Written instruction
Check every line below for the word "name" and copy the ones that have it.

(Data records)
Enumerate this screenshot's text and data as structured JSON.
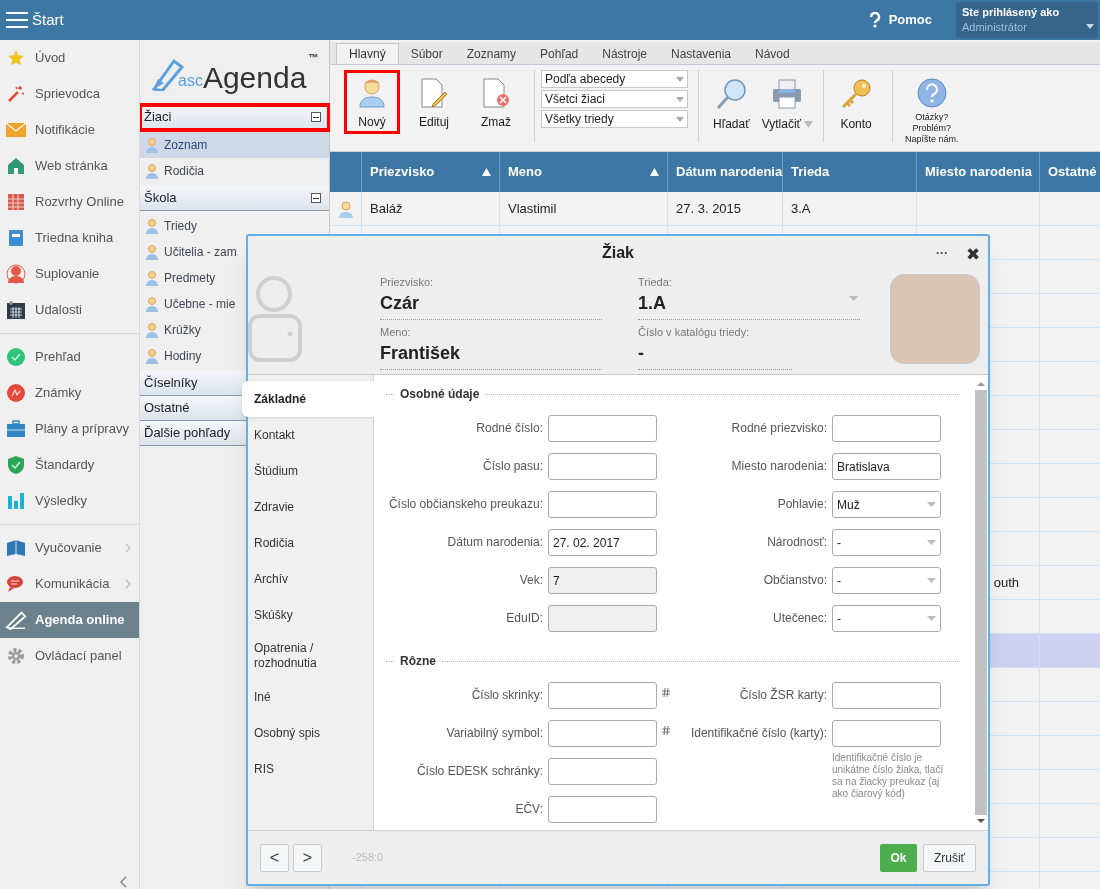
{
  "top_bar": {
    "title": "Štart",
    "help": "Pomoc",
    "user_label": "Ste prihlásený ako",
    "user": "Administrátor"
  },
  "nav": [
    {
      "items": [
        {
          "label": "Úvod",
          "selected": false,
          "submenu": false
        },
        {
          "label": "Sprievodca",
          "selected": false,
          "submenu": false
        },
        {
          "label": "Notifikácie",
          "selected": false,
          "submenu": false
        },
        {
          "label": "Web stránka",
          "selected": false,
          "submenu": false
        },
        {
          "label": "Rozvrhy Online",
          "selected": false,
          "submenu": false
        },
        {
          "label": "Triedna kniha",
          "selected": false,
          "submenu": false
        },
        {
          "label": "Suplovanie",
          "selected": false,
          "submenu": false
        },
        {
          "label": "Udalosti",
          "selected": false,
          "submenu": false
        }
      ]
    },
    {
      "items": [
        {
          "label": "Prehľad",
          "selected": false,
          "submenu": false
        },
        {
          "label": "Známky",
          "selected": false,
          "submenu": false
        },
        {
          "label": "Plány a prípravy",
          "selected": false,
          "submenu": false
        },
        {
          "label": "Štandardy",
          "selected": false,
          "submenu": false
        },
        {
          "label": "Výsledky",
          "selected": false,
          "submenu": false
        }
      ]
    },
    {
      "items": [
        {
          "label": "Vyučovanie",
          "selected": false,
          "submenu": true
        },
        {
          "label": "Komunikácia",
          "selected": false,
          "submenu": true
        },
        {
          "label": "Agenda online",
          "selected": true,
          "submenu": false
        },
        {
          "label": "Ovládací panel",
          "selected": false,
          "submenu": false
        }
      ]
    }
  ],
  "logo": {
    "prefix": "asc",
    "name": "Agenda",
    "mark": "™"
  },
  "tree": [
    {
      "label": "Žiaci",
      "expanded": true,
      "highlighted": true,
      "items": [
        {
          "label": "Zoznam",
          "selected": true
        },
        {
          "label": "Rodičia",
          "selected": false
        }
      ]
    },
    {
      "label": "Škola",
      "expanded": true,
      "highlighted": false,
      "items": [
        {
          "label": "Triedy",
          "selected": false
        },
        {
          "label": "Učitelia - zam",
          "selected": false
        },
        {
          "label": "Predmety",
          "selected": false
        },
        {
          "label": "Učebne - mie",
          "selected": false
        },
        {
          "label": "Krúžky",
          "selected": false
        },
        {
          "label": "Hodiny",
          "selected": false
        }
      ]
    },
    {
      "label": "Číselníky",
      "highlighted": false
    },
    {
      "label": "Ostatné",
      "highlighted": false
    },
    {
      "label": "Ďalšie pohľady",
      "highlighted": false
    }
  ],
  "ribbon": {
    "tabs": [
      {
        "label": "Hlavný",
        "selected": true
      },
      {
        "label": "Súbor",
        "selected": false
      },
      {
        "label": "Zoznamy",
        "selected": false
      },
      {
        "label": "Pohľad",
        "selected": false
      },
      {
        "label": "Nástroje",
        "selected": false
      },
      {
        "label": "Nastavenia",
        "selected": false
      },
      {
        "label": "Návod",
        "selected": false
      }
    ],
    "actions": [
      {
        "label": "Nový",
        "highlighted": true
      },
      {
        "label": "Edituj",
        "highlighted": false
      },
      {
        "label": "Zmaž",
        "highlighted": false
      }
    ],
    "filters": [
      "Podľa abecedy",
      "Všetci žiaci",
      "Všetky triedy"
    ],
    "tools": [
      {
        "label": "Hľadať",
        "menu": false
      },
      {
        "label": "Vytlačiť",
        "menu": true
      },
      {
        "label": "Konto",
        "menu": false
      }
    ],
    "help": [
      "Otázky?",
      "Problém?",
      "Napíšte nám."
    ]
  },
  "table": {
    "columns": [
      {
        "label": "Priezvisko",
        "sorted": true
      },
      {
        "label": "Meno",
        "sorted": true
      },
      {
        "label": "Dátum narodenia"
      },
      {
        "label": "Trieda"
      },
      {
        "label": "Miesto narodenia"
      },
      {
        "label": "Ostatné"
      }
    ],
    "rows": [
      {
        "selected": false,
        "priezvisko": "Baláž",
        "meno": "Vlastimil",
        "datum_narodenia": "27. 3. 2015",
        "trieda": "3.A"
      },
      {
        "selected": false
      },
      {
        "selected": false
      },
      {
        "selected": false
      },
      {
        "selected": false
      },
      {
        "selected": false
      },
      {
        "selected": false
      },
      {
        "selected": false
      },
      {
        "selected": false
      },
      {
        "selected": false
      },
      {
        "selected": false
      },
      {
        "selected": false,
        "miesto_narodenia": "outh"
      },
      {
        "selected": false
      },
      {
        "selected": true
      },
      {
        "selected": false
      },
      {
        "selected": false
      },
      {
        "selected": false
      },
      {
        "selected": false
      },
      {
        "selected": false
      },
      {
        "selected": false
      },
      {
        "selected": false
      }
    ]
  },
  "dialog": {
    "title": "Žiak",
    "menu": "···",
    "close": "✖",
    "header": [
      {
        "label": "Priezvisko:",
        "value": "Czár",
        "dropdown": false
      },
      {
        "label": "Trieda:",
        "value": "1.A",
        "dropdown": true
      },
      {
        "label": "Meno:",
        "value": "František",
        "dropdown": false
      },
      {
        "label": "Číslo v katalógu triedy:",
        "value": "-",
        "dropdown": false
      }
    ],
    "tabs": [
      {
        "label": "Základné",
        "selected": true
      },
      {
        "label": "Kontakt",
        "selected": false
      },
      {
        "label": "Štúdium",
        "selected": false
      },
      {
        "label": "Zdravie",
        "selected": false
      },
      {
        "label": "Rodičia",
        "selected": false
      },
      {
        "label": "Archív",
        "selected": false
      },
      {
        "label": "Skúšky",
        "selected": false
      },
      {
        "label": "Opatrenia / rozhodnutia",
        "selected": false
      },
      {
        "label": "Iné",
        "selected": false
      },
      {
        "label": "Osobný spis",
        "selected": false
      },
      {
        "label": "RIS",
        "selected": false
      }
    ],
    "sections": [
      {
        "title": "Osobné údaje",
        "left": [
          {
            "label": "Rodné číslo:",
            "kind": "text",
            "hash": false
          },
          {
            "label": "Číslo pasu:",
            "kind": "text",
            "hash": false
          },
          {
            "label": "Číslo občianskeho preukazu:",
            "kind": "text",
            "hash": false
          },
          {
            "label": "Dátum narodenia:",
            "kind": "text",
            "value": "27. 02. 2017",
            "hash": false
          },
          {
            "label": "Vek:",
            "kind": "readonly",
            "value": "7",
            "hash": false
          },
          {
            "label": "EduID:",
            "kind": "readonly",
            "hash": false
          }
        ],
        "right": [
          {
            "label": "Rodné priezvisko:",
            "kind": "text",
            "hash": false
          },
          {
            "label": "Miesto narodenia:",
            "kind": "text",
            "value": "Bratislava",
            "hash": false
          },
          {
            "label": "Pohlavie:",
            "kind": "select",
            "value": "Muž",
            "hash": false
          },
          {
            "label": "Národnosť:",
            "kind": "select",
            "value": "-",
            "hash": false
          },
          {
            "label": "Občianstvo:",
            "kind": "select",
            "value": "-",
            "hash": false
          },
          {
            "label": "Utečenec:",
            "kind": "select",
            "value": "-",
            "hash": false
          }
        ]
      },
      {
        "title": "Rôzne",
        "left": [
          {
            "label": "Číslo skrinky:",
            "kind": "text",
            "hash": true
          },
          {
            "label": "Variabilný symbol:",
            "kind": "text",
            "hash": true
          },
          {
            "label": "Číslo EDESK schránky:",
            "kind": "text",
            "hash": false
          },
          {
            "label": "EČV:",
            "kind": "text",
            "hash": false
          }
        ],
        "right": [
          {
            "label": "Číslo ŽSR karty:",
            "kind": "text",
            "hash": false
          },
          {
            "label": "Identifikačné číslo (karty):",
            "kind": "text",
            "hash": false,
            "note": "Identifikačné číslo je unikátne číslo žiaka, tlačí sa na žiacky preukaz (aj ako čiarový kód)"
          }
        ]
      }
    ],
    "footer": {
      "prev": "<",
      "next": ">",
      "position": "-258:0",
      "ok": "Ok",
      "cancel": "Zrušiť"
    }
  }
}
---
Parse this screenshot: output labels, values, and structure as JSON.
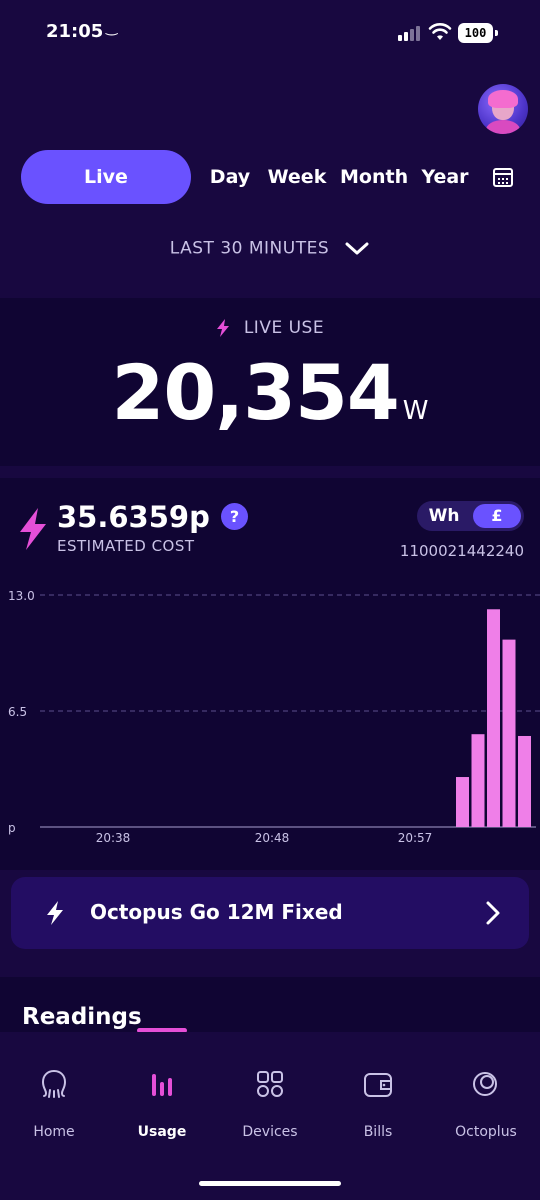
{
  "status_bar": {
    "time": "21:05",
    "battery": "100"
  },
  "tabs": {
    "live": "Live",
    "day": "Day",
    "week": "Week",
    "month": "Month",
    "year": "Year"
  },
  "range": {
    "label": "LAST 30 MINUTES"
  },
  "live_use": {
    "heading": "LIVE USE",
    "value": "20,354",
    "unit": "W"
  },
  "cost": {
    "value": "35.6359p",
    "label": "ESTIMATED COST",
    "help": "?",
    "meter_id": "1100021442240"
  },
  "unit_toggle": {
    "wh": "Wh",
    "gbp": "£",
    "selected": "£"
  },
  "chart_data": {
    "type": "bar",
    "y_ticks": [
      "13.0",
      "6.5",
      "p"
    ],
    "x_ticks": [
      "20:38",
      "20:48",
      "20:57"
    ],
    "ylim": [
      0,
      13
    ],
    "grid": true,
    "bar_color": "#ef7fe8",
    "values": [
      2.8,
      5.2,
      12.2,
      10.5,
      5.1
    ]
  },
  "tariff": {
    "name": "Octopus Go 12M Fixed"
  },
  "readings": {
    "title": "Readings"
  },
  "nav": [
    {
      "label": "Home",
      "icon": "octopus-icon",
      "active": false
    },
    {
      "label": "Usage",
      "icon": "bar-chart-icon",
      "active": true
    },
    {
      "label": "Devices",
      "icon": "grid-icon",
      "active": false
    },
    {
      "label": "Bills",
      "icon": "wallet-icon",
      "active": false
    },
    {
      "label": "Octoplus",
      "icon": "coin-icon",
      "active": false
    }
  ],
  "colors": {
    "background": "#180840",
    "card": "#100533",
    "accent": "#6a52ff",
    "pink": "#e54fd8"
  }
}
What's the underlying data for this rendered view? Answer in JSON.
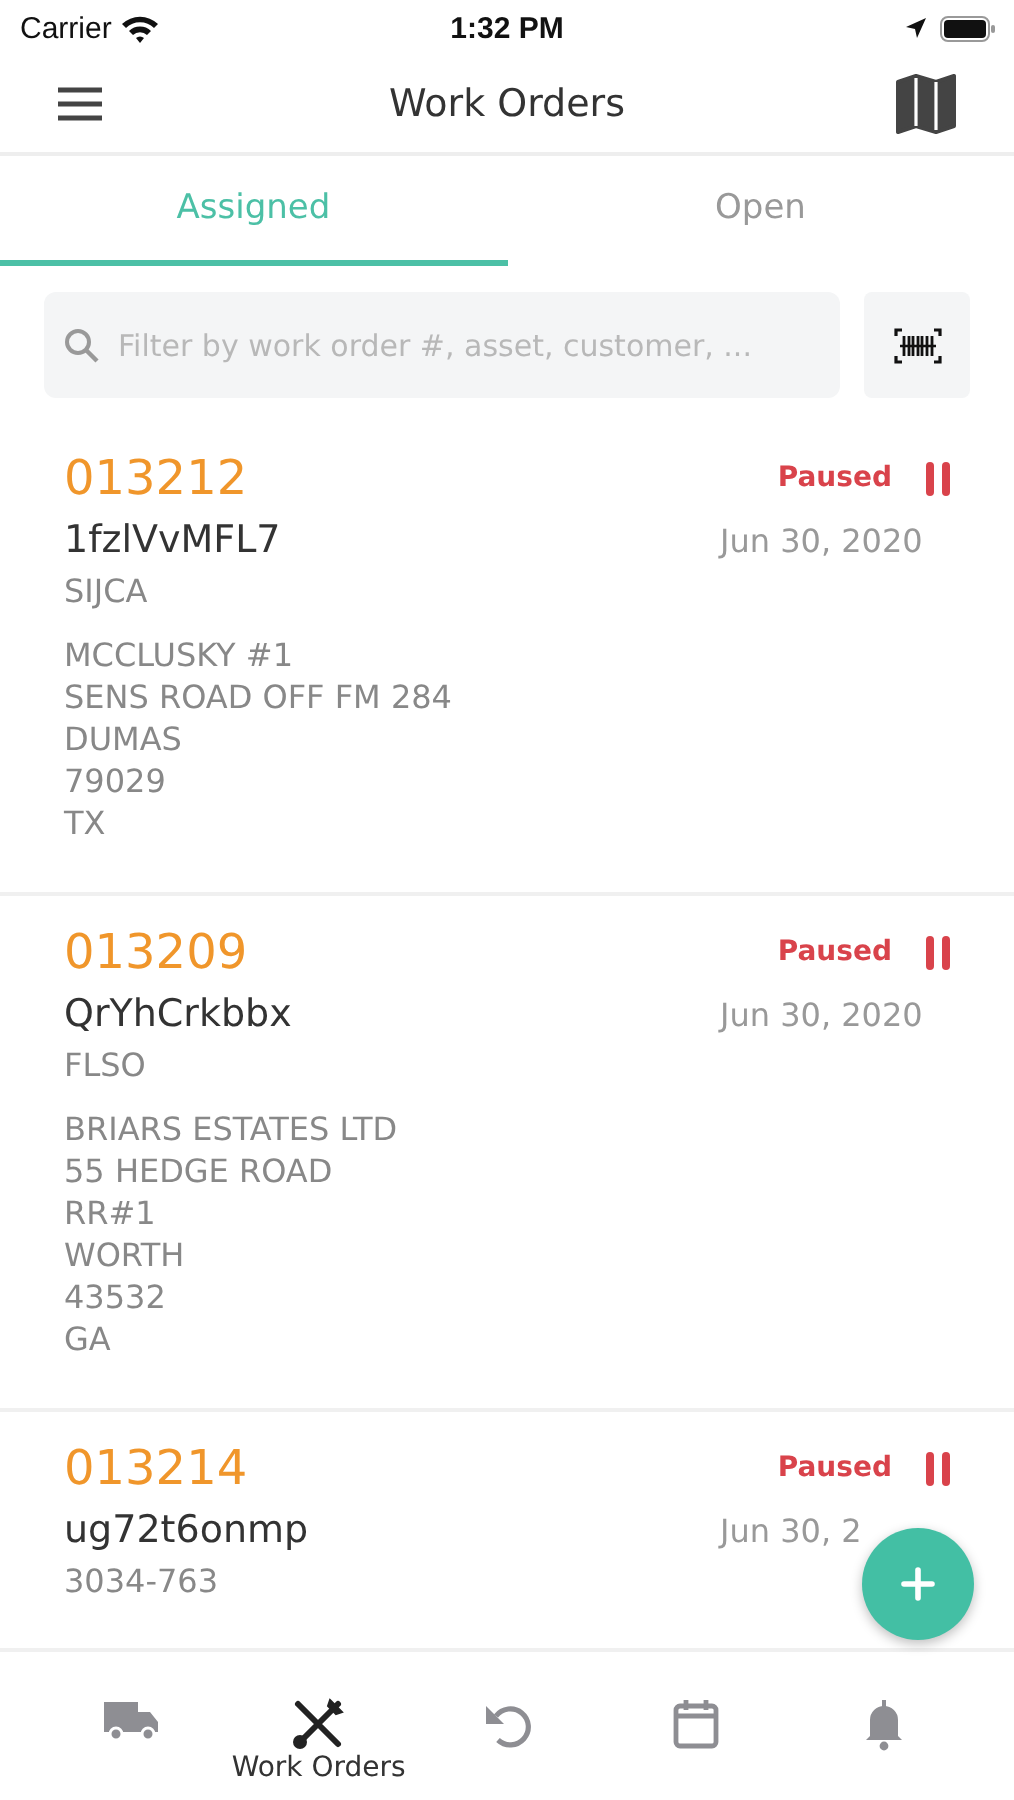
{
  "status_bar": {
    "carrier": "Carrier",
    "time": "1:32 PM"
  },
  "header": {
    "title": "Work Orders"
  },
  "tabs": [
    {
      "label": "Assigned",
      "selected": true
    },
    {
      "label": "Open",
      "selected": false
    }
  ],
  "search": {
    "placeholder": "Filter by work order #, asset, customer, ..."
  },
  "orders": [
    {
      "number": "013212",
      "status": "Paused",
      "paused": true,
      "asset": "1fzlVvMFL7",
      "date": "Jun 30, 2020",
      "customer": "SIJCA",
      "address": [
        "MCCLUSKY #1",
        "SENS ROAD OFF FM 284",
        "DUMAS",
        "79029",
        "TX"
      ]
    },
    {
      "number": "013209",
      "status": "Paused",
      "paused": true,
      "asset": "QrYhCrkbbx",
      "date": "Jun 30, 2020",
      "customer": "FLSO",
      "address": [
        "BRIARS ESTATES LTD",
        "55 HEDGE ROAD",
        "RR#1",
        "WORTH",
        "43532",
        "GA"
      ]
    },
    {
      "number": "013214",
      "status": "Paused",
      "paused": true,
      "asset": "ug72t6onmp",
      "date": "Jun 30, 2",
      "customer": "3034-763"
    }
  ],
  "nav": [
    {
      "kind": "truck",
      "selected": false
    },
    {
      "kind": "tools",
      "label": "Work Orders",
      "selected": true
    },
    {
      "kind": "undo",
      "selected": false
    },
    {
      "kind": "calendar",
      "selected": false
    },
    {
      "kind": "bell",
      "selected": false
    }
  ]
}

Finished task
    "name": "Agenda",
    "name": "Octopus Go 12M Fixed"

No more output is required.